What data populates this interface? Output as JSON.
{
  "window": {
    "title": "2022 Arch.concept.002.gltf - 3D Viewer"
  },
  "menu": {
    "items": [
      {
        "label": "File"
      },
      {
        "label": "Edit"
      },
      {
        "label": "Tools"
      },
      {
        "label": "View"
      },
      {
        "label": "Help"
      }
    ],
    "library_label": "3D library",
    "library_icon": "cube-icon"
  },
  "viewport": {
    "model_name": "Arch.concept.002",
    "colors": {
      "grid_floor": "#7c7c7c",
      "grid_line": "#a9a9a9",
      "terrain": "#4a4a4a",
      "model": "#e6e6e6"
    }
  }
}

========================================================================

WHAT THIS TASK INVOLVES: Copy out each record, keeping every word as it is.

TASK OUTPUT:
What data populates this interface? Output as JSON.
{
  "window": {
    "title": "2022 Arch.concept.002.gltf - 3D Viewer"
  },
  "menu": {
    "items": [
      {
        "label": "File"
      },
      {
        "label": "Edit"
      },
      {
        "label": "Tools"
      },
      {
        "label": "View"
      },
      {
        "label": "Help"
      }
    ],
    "library_label": "3D library",
    "library_icon": "cube-icon"
  },
  "viewport": {
    "model_name": "Arch.concept.002",
    "colors": {
      "grid_floor": "#7c7c7c",
      "grid_line": "#a9a9a9",
      "terrain": "#4a4a4a",
      "model": "#e6e6e6"
    }
  }
}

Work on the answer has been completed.